### PROVIDED INFORMATION

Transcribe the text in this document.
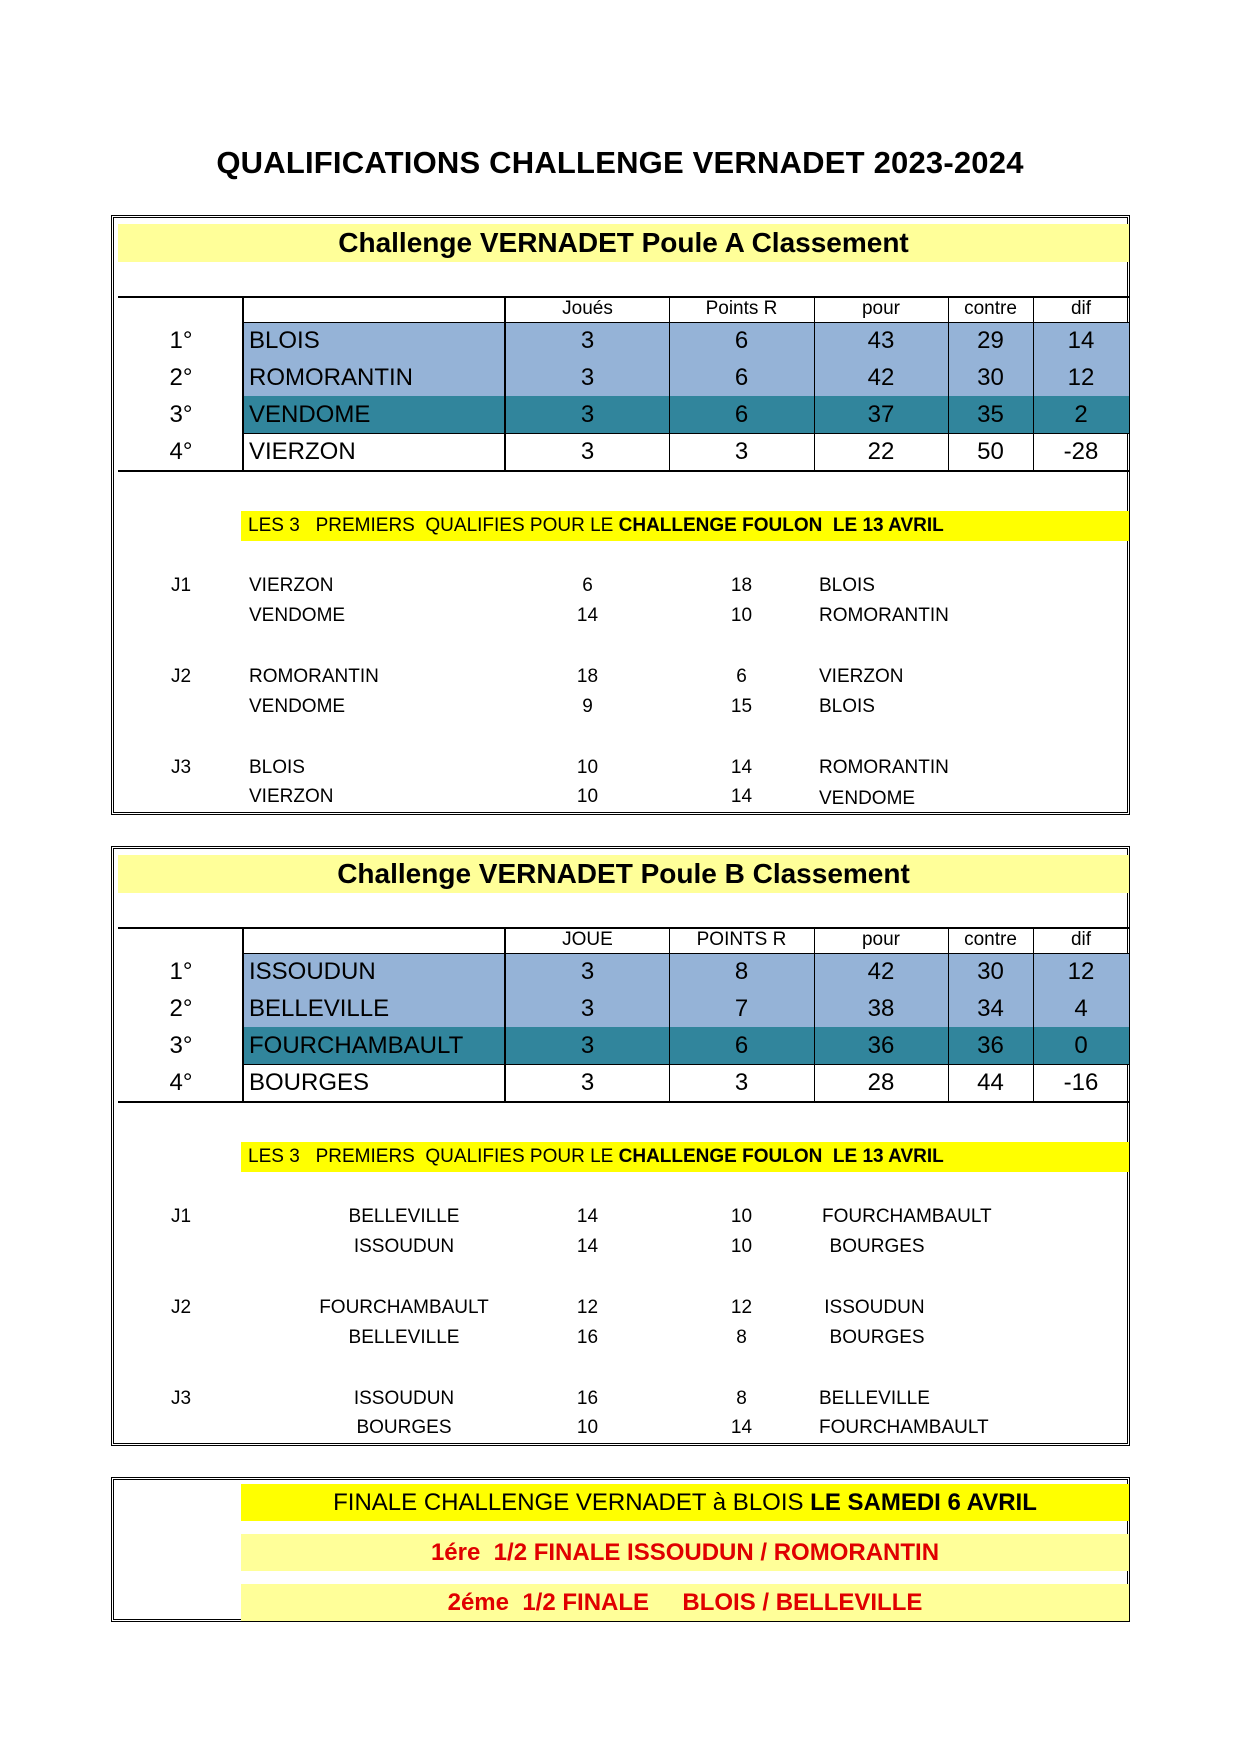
QUALIFICATIONS CHALLENGE VERNADET 2023-2024
Challenge VERNADET Poule A Classement
Joués	Points R	pour	contre	dif
1°	BLOIS	3	6	43	29	14
2°	ROMORANTIN	3	6	42	30	12
3°	VENDOME	3	6	37	35	2
4°	VIERZON	3	3	22	50	-28
LES 3   PREMIERS  QUALIFIES POUR LE CHALLENGE FOULON  LE 13 AVRIL
J1	VIERZON	6	18	BLOIS
VENDOME	14	10	ROMORANTIN
J2	ROMORANTIN	18	6	VIERZON
VENDOME	9	15	BLOIS
J3	BLOIS	10	14	ROMORANTIN
VIERZON	10	14	VENDOME
Challenge VERNADET Poule B Classement
JOUE	POINTS R	pour	contre	dif
1°	ISSOUDUN	3	8	42	30	12
2°	BELLEVILLE	3	7	38	34	4
3°	FOURCHAMBAULT	3	6	36	36	0
4°	BOURGES	3	3	28	44	-16
LES 3   PREMIERS  QUALIFIES POUR LE CHALLENGE FOULON  LE 13 AVRIL
J1	BELLEVILLE	14	10	FOURCHAMBAULT
ISSOUDUN	14	10	BOURGES
J2	FOURCHAMBAULT	12	12	ISSOUDUN
BELLEVILLE	16	8	BOURGES
J3	ISSOUDUN	16	8	BELLEVILLE
BOURGES	10	14	FOURCHAMBAULT
FINALE CHALLENGE VERNADET à BLOIS LE SAMEDI 6 AVRIL
1ére  1/2 FINALE ISSOUDUN / ROMORANTIN
2éme  1/2 FINALE     BLOIS / BELLEVILLE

### JOB
Skip the pictures and print each record exactly as it stands.

### TASK SOLUTION
Transcribe the text in this document.
QUALIFICATIONS CHALLENGE VERNADET 2023-2024
Challenge VERNADET Poule A Classement
Joués	Points R	pour	contre	dif
1°	BLOIS	3	6	43	29	14
2°	ROMORANTIN	3	6	42	30	12
3°	VENDOME	3	6	37	35	2
4°	VIERZON	3	3	22	50	-28
LES 3   PREMIERS  QUALIFIES POUR LE CHALLENGE FOULON  LE 13 AVRIL
J1	VIERZON	6	18	BLOIS
VENDOME	14	10	ROMORANTIN
J2	ROMORANTIN	18	6	VIERZON
VENDOME	9	15	BLOIS
J3	BLOIS	10	14	ROMORANTIN
VIERZON	10	14	VENDOME
Challenge VERNADET Poule B Classement
JOUE	POINTS R	pour	contre	dif
1°	ISSOUDUN	3	8	42	30	12
2°	BELLEVILLE	3	7	38	34	4
3°	FOURCHAMBAULT	3	6	36	36	0
4°	BOURGES	3	3	28	44	-16
LES 3   PREMIERS  QUALIFIES POUR LE CHALLENGE FOULON  LE 13 AVRIL
J1	BELLEVILLE	14	10	FOURCHAMBAULT
ISSOUDUN	14	10	BOURGES
J2	FOURCHAMBAULT	12	12	ISSOUDUN
BELLEVILLE	16	8	BOURGES
J3	ISSOUDUN	16	8	BELLEVILLE
BOURGES	10	14	FOURCHAMBAULT
FINALE CHALLENGE VERNADET à BLOIS LE SAMEDI 6 AVRIL
1ére  1/2 FINALE ISSOUDUN / ROMORANTIN
2éme  1/2 FINALE     BLOIS / BELLEVILLE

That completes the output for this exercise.